#### Available records:
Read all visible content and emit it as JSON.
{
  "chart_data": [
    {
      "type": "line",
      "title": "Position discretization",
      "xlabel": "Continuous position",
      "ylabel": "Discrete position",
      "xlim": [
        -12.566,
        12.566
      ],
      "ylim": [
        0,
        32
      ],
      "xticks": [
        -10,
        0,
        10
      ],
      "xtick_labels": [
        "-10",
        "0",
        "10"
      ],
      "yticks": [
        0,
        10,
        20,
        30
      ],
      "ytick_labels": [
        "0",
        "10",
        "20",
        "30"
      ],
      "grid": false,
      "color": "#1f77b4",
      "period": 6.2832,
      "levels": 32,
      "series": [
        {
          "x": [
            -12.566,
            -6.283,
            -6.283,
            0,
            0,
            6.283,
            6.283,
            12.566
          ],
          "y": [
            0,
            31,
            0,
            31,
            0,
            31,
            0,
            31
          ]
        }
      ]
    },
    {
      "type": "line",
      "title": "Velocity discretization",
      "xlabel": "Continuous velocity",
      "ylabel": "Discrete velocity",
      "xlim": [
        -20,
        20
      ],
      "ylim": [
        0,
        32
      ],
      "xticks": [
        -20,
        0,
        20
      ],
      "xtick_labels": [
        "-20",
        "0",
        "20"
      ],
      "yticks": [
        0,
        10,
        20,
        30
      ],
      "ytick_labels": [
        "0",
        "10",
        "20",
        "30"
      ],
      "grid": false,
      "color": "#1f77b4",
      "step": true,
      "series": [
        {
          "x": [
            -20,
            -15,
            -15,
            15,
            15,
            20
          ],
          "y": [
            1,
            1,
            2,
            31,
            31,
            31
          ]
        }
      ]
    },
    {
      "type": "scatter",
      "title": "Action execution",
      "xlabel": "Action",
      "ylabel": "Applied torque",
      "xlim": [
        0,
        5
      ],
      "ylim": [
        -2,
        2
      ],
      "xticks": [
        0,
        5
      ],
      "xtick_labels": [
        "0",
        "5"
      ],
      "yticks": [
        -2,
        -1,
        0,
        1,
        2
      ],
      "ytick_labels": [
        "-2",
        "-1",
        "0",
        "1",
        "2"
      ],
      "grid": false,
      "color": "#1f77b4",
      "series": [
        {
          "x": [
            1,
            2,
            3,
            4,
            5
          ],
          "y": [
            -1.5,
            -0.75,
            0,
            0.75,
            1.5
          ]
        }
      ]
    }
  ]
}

#### Requirement:
How many lines in these entries contain the string "ylabel"? State the number and nothing more.

#### Output for this task:
3